Every line in the listing is to be echoed verbatim.

======== Exercise materials

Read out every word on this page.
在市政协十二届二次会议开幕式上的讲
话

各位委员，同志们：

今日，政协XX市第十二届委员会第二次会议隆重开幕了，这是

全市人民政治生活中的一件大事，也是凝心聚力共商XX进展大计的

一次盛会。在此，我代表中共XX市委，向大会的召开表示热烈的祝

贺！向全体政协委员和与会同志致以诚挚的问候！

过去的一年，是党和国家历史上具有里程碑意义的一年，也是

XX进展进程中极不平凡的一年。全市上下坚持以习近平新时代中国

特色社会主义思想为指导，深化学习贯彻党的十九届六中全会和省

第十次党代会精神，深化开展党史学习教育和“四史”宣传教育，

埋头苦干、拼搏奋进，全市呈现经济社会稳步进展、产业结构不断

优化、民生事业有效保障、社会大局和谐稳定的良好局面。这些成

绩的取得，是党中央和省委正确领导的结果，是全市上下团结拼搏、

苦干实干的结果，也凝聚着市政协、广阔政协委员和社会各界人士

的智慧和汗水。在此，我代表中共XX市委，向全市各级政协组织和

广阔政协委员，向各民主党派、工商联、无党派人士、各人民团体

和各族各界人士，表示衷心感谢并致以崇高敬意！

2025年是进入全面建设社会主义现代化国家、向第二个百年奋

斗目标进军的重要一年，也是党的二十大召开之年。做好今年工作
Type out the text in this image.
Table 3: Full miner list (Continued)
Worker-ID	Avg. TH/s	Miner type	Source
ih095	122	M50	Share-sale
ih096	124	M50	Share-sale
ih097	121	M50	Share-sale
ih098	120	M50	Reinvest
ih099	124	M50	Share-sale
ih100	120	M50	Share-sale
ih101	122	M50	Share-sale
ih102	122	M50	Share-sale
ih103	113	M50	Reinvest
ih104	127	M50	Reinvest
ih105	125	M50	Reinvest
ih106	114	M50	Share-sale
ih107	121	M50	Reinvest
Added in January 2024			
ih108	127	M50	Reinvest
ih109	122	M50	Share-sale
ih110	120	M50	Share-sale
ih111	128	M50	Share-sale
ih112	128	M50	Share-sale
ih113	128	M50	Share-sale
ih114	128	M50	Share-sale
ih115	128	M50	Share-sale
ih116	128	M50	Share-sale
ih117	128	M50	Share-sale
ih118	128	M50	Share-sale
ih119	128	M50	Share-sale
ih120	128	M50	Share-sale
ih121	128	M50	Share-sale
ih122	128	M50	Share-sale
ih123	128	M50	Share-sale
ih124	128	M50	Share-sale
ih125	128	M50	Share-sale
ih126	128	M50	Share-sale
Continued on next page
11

================

**Solution for this task**
Read out every word on this page.
在市政协十二届二次会议开幕式上的讲
话

各位委员，同志们：

今日，政协XX市第十二届委员会第二次会议隆重开幕了，这是

全市人民政治生活中的一件大事，也是凝心聚力共商XX进展大计的

一次盛会。在此，我代表中共XX市委，向大会的召开表示热烈的祝

贺！向全体政协委员和与会同志致以诚挚的问候！

过去的一年，是党和国家历史上具有里程碑意义的一年，也是

XX进展进程中极不平凡的一年。全市上下坚持以习近平新时代中国

特色社会主义思想为指导，深化学习贯彻党的十九届六中全会和省

第十次党代会精神，深化开展党史学习教育和“四史”宣传教育，

埋头苦干、拼搏奋进，全市呈现经济社会稳步进展、产业结构不断

优化、民生事业有效保障、社会大局和谐稳定的良好局面。这些成

绩的取得，是党中央和省委正确领导的结果，是全市上下团结拼搏、

苦干实干的结果，也凝聚着市政协、广阔政协委员和社会各界人士

的智慧和汗水。在此，我代表中共XX市委，向全市各级政协组织和

广阔政协委员，向各民主党派、工商联、无党派人士、各人民团体

和各族各界人士，表示衷心感谢并致以崇高敬意！

2025年是进入全面建设社会主义现代化国家、向第二个百年奋

斗目标进军的重要一年，也是党的二十大召开之年。做好今年工作
Type out the text in this image.
Table 3: Full miner list (Continued)
Worker-ID	Avg. TH/s	Miner type	Source
ih095	122	M50	Share-sale
ih096	124	M50	Share-sale
ih097	121	M50	Share-sale
ih098	120	M50	Reinvest
ih099	124	M50	Share-sale
ih100	120	M50	Share-sale
ih101	122	M50	Share-sale
ih102	122	M50	Share-sale
ih103	113	M50	Reinvest
ih104	127	M50	Reinvest
ih105	125	M50	Reinvest
ih106	114	M50	Share-sale
ih107	121	M50	Reinvest
Added in January 2024			
ih108	127	M50	Reinvest
ih109	122	M50	Share-sale
ih110	120	M50	Share-sale
ih111	128	M50	Share-sale
ih112	128	M50	Share-sale
ih113	128	M50	Share-sale
ih114	128	M50	Share-sale
ih115	128	M50	Share-sale
ih116	128	M50	Share-sale
ih117	128	M50	Share-sale
ih118	128	M50	Share-sale
ih119	128	M50	Share-sale
ih120	128	M50	Share-sale
ih121	128	M50	Share-sale
ih122	128	M50	Share-sale
ih123	128	M50	Share-sale
ih124	128	M50	Share-sale
ih125	128	M50	Share-sale
ih126	128	M50	Share-sale
Continued on next page
11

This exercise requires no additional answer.